--- begin ---

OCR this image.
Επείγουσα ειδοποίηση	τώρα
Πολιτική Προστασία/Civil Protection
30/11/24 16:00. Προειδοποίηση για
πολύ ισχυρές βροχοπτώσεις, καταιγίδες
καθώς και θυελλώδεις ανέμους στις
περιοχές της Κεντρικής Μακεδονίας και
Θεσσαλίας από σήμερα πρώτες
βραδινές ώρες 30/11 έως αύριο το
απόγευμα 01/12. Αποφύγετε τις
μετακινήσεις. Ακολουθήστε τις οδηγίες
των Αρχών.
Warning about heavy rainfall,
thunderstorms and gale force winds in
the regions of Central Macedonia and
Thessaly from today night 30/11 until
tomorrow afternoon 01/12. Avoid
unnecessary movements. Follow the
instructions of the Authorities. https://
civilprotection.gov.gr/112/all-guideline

--- end ---

### TASK TO CARRY OUT
Reproduce all of the entries word for word.

### THE COMPLETED TASK
OCR this image.
Επείγουσα ειδοποίηση	τώρα
Πολιτική Προστασία/Civil Protection
30/11/24 16:00. Προειδοποίηση για
πολύ ισχυρές βροχοπτώσεις, καταιγίδες
καθώς και θυελλώδεις ανέμους στις
περιοχές της Κεντρικής Μακεδονίας και
Θεσσαλίας από σήμερα πρώτες
βραδινές ώρες 30/11 έως αύριο το
απόγευμα 01/12. Αποφύγετε τις
μετακινήσεις. Ακολουθήστε τις οδηγίες
των Αρχών.
Warning about heavy rainfall,
thunderstorms and gale force winds in
the regions of Central Macedonia and
Thessaly from today night 30/11 until
tomorrow afternoon 01/12. Avoid
unnecessary movements. Follow the
instructions of the Authorities. https://
civilprotection.gov.gr/112/all-guideline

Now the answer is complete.